***** Task inputs

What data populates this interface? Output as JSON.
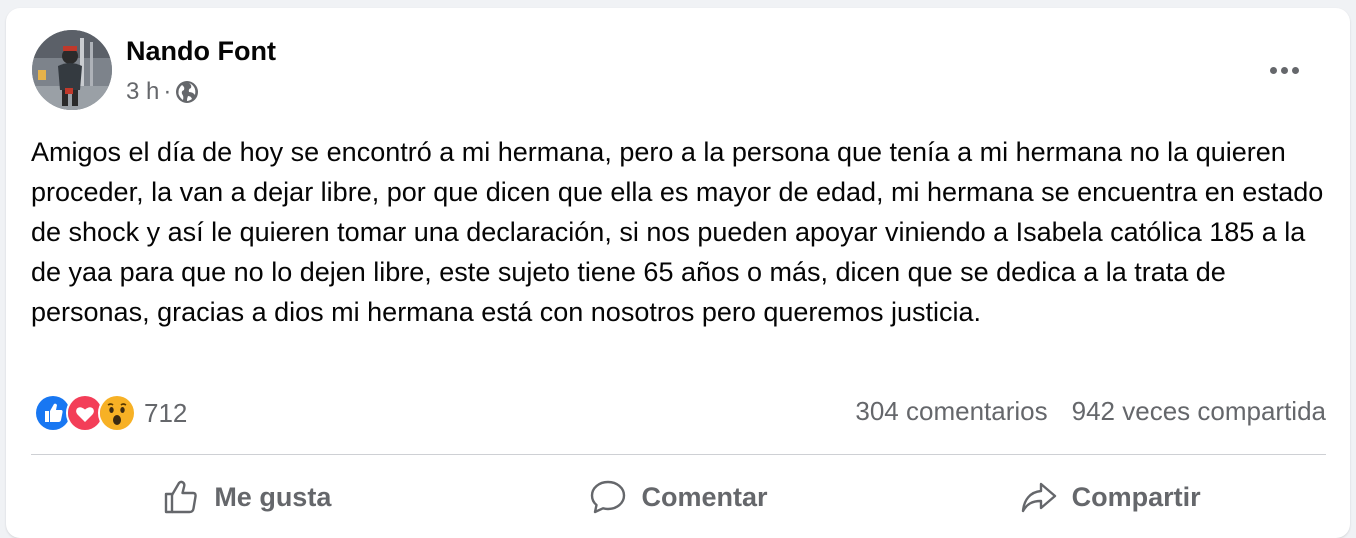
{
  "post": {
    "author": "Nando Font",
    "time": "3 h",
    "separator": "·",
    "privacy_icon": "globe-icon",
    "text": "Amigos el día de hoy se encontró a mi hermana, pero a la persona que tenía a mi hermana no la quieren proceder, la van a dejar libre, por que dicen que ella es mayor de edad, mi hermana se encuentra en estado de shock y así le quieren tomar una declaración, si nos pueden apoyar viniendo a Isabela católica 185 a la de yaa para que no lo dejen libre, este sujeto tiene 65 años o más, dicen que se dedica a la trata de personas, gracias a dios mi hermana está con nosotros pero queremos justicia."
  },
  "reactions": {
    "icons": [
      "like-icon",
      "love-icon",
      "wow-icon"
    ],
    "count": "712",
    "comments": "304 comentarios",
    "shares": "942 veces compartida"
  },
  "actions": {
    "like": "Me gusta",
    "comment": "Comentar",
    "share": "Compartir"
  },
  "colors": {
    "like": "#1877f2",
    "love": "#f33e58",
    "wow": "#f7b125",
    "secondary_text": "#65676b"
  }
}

**********
***** Task inputs

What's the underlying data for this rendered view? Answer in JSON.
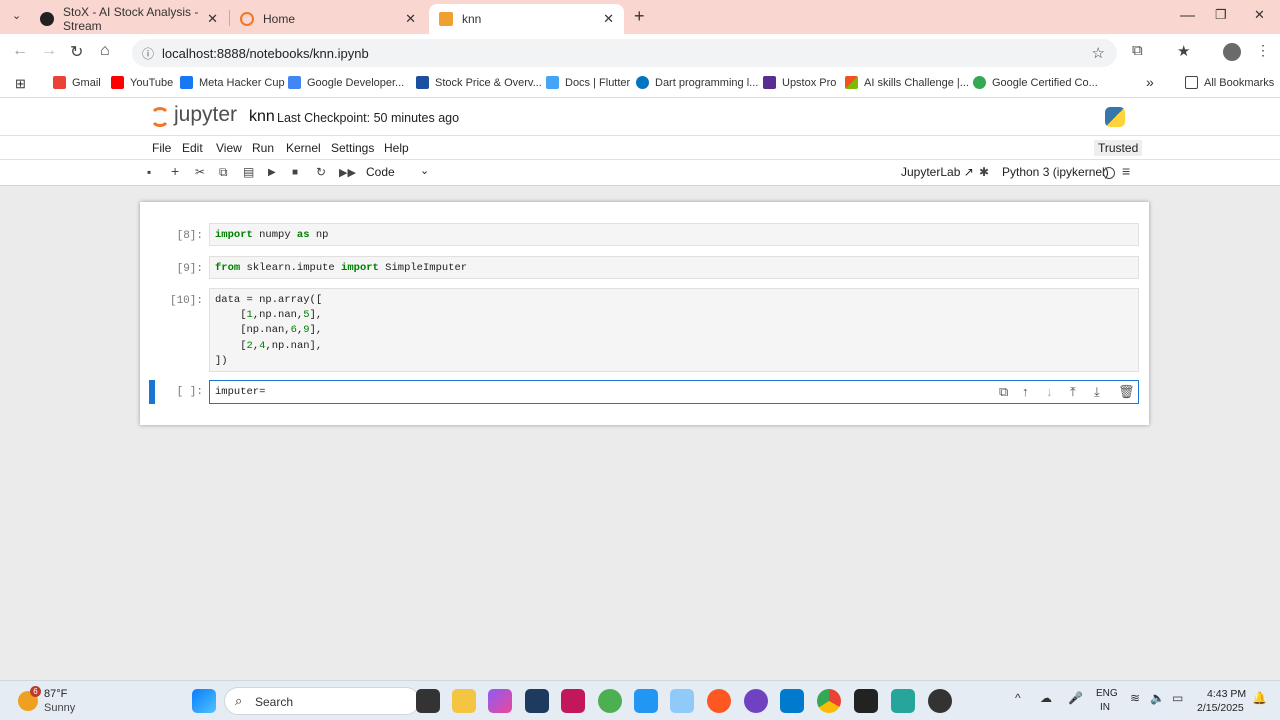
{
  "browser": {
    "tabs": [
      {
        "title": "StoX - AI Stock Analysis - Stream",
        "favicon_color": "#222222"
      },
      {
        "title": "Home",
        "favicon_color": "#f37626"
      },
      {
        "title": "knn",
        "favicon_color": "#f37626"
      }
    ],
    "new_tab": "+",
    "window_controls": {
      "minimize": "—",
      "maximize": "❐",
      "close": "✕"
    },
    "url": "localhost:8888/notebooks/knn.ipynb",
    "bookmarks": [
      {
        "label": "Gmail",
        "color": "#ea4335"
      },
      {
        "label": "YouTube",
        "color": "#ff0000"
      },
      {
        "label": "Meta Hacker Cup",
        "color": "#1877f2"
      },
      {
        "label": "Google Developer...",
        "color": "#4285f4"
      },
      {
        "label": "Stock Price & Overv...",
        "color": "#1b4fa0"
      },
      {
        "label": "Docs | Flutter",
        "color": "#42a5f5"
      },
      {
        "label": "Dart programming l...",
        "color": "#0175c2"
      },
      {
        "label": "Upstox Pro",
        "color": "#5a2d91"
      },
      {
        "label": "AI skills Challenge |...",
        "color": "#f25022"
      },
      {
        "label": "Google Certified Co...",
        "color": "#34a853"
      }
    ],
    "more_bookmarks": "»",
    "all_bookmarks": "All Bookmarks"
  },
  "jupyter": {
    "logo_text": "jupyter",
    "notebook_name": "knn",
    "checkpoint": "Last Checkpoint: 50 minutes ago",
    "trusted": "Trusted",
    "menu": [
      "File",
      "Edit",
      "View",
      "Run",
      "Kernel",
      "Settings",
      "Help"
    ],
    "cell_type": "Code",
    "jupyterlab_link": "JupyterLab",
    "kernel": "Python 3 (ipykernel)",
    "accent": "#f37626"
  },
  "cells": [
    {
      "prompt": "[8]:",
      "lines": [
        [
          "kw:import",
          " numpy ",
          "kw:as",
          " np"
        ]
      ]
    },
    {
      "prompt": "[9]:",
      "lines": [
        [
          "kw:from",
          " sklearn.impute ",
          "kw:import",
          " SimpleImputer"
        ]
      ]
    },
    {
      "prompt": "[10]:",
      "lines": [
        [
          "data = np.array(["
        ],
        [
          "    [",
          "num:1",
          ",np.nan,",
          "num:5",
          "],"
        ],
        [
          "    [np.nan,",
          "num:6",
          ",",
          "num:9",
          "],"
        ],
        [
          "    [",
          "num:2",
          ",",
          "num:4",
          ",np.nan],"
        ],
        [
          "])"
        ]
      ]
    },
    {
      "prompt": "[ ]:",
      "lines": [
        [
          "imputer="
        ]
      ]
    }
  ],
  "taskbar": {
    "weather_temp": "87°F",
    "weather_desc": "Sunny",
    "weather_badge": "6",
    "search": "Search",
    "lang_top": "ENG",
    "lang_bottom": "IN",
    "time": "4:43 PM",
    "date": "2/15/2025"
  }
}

**********

Prompt: Copy each line containing the word "this" from the data.

Correct response:
What data populates this interface? Output as JSON.
What's the underlying data for this rendered view? Answer in JSON.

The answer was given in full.